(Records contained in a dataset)
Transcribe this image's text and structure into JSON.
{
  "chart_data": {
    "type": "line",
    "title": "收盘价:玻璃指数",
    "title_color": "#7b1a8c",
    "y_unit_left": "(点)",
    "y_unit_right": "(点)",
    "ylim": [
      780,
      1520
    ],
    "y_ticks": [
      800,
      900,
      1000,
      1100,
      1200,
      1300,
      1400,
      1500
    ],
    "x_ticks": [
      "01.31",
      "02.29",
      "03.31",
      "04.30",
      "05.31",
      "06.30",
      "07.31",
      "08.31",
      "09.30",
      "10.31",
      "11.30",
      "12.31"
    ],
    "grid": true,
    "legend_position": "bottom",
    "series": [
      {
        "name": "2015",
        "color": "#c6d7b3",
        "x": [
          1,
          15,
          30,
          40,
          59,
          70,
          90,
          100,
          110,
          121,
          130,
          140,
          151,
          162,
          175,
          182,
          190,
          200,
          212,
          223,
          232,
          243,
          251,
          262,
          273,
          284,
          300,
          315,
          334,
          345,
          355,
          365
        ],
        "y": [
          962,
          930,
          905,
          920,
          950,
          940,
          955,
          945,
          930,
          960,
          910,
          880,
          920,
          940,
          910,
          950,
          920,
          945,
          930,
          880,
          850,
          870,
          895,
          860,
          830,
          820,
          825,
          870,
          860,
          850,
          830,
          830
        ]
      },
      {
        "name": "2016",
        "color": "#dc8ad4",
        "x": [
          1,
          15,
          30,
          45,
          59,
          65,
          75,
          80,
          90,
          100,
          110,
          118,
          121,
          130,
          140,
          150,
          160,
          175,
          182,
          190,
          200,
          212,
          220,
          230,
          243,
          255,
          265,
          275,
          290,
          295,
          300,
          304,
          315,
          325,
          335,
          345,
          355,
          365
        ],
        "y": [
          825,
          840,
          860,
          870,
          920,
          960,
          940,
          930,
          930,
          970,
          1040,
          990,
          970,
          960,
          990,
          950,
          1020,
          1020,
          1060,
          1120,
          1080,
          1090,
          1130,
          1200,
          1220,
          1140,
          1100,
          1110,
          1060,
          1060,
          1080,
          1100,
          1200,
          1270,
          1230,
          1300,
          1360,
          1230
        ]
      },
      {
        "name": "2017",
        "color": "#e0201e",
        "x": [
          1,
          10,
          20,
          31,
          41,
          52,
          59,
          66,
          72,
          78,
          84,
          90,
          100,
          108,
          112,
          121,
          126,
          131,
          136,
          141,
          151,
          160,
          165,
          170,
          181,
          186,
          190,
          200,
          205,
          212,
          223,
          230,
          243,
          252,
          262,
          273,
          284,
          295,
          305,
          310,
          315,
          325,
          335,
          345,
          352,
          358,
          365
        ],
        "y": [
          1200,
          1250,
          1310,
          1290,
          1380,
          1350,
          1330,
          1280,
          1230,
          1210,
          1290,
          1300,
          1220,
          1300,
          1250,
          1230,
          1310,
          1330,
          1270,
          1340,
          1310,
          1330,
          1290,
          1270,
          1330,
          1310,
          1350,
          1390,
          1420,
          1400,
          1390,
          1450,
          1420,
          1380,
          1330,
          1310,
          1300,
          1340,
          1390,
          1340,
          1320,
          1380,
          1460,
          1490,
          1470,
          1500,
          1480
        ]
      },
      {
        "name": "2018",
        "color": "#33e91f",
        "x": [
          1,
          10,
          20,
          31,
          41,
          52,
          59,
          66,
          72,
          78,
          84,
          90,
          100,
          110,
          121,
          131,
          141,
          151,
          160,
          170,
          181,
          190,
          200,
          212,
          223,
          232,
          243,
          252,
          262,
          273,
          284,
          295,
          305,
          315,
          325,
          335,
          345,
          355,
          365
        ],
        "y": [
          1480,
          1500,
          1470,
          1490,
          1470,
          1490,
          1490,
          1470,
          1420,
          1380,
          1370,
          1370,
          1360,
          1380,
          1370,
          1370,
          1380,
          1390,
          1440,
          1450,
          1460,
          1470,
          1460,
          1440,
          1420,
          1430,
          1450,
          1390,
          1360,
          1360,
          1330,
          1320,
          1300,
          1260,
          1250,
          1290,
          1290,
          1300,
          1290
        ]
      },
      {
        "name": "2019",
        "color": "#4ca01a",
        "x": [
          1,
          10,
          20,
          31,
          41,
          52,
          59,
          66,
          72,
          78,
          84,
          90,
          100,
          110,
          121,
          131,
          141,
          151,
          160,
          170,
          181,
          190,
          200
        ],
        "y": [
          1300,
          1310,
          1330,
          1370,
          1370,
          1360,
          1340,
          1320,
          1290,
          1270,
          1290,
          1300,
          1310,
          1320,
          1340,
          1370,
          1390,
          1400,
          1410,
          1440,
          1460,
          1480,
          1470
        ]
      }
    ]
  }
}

_Task requirements:_
Your task is to return the full listing exactly as it was given.

_Answer for this exercise:_
Transcribe this image's text and structure into JSON.
{
  "chart_data": {
    "type": "line",
    "title": "收盘价:玻璃指数",
    "title_color": "#7b1a8c",
    "y_unit_left": "(点)",
    "y_unit_right": "(点)",
    "ylim": [
      780,
      1520
    ],
    "y_ticks": [
      800,
      900,
      1000,
      1100,
      1200,
      1300,
      1400,
      1500
    ],
    "x_ticks": [
      "01.31",
      "02.29",
      "03.31",
      "04.30",
      "05.31",
      "06.30",
      "07.31",
      "08.31",
      "09.30",
      "10.31",
      "11.30",
      "12.31"
    ],
    "grid": true,
    "legend_position": "bottom",
    "series": [
      {
        "name": "2015",
        "color": "#c6d7b3",
        "x": [
          1,
          15,
          30,
          40,
          59,
          70,
          90,
          100,
          110,
          121,
          130,
          140,
          151,
          162,
          175,
          182,
          190,
          200,
          212,
          223,
          232,
          243,
          251,
          262,
          273,
          284,
          300,
          315,
          334,
          345,
          355,
          365
        ],
        "y": [
          962,
          930,
          905,
          920,
          950,
          940,
          955,
          945,
          930,
          960,
          910,
          880,
          920,
          940,
          910,
          950,
          920,
          945,
          930,
          880,
          850,
          870,
          895,
          860,
          830,
          820,
          825,
          870,
          860,
          850,
          830,
          830
        ]
      },
      {
        "name": "2016",
        "color": "#dc8ad4",
        "x": [
          1,
          15,
          30,
          45,
          59,
          65,
          75,
          80,
          90,
          100,
          110,
          118,
          121,
          130,
          140,
          150,
          160,
          175,
          182,
          190,
          200,
          212,
          220,
          230,
          243,
          255,
          265,
          275,
          290,
          295,
          300,
          304,
          315,
          325,
          335,
          345,
          355,
          365
        ],
        "y": [
          825,
          840,
          860,
          870,
          920,
          960,
          940,
          930,
          930,
          970,
          1040,
          990,
          970,
          960,
          990,
          950,
          1020,
          1020,
          1060,
          1120,
          1080,
          1090,
          1130,
          1200,
          1220,
          1140,
          1100,
          1110,
          1060,
          1060,
          1080,
          1100,
          1200,
          1270,
          1230,
          1300,
          1360,
          1230
        ]
      },
      {
        "name": "2017",
        "color": "#e0201e",
        "x": [
          1,
          10,
          20,
          31,
          41,
          52,
          59,
          66,
          72,
          78,
          84,
          90,
          100,
          108,
          112,
          121,
          126,
          131,
          136,
          141,
          151,
          160,
          165,
          170,
          181,
          186,
          190,
          200,
          205,
          212,
          223,
          230,
          243,
          252,
          262,
          273,
          284,
          295,
          305,
          310,
          315,
          325,
          335,
          345,
          352,
          358,
          365
        ],
        "y": [
          1200,
          1250,
          1310,
          1290,
          1380,
          1350,
          1330,
          1280,
          1230,
          1210,
          1290,
          1300,
          1220,
          1300,
          1250,
          1230,
          1310,
          1330,
          1270,
          1340,
          1310,
          1330,
          1290,
          1270,
          1330,
          1310,
          1350,
          1390,
          1420,
          1400,
          1390,
          1450,
          1420,
          1380,
          1330,
          1310,
          1300,
          1340,
          1390,
          1340,
          1320,
          1380,
          1460,
          1490,
          1470,
          1500,
          1480
        ]
      },
      {
        "name": "2018",
        "color": "#33e91f",
        "x": [
          1,
          10,
          20,
          31,
          41,
          52,
          59,
          66,
          72,
          78,
          84,
          90,
          100,
          110,
          121,
          131,
          141,
          151,
          160,
          170,
          181,
          190,
          200,
          212,
          223,
          232,
          243,
          252,
          262,
          273,
          284,
          295,
          305,
          315,
          325,
          335,
          345,
          355,
          365
        ],
        "y": [
          1480,
          1500,
          1470,
          1490,
          1470,
          1490,
          1490,
          1470,
          1420,
          1380,
          1370,
          1370,
          1360,
          1380,
          1370,
          1370,
          1380,
          1390,
          1440,
          1450,
          1460,
          1470,
          1460,
          1440,
          1420,
          1430,
          1450,
          1390,
          1360,
          1360,
          1330,
          1320,
          1300,
          1260,
          1250,
          1290,
          1290,
          1300,
          1290
        ]
      },
      {
        "name": "2019",
        "color": "#4ca01a",
        "x": [
          1,
          10,
          20,
          31,
          41,
          52,
          59,
          66,
          72,
          78,
          84,
          90,
          100,
          110,
          121,
          131,
          141,
          151,
          160,
          170,
          181,
          190,
          200
        ],
        "y": [
          1300,
          1310,
          1330,
          1370,
          1370,
          1360,
          1340,
          1320,
          1290,
          1270,
          1290,
          1300,
          1310,
          1320,
          1340,
          1370,
          1390,
          1400,
          1410,
          1440,
          1460,
          1480,
          1470
        ]
      }
    ]
  }
}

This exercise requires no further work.